Estou nisso desde a primeira gestão do Jaime (Lerner), desde 1971. Anteriormente, em 1965, o Jaime havia participado da criação do IPPUC (Instituto de Pesquisa e Planejamento Urbano de Curitiba), que fez o plano diretor da cidade. Chamou para o IPPUC os arquitetos conhecidos dele, todos recém-formados, assim como ele próprio, sem experiência, sem muita teoria. Uma equipe realmente nova. Acho que isso foi um fator muito importante para mostrar como, depois, tudo aconteceu. Tudo era feito em equipe, tudo junto.
B&R – E esse time foi o núcleo da primeira gestão dele, como prefeito, entre 1971 e 1974. Depois o Lerner teve outros dois mandatos de prefeito, em tempos diferentes. Como surgiam as ideias dentro desse grupo?

[MATERIAL FORNECIDO]

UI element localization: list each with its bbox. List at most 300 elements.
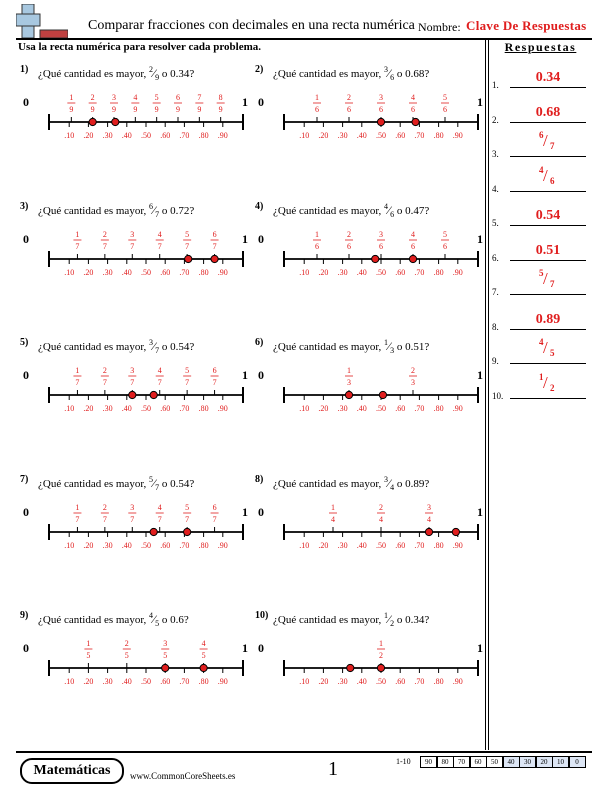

[INSTRUÇÕES DAS TAREFAS]
A - Com base no texto da página, explique por que a equipe que Jaime chamou para o IPPUC é descrita como "Uma equipe realmente nova".
B - Responda às perguntas abaixo usando o texto da página.
(i) Em que ano Jaime participou da criação do IPPUC?
(ii) Entre que anos foi a primeira gestão de Lerner como prefeito?
(iii) Quantos outros mandatos de prefeito Lerner teve depois dessa primeira gestão?

[RESPOSTAS DO EXERCÍCIO]
A - A equipe era nova porque Jaime chamou arquitetos conhecidos dele, todos recém-formados como ele próprio, sem experiência e sem muita teoria.

B -
(i) Em 1965.
(ii) Entre 1971 e 1974.
(iii) Dois mandatos.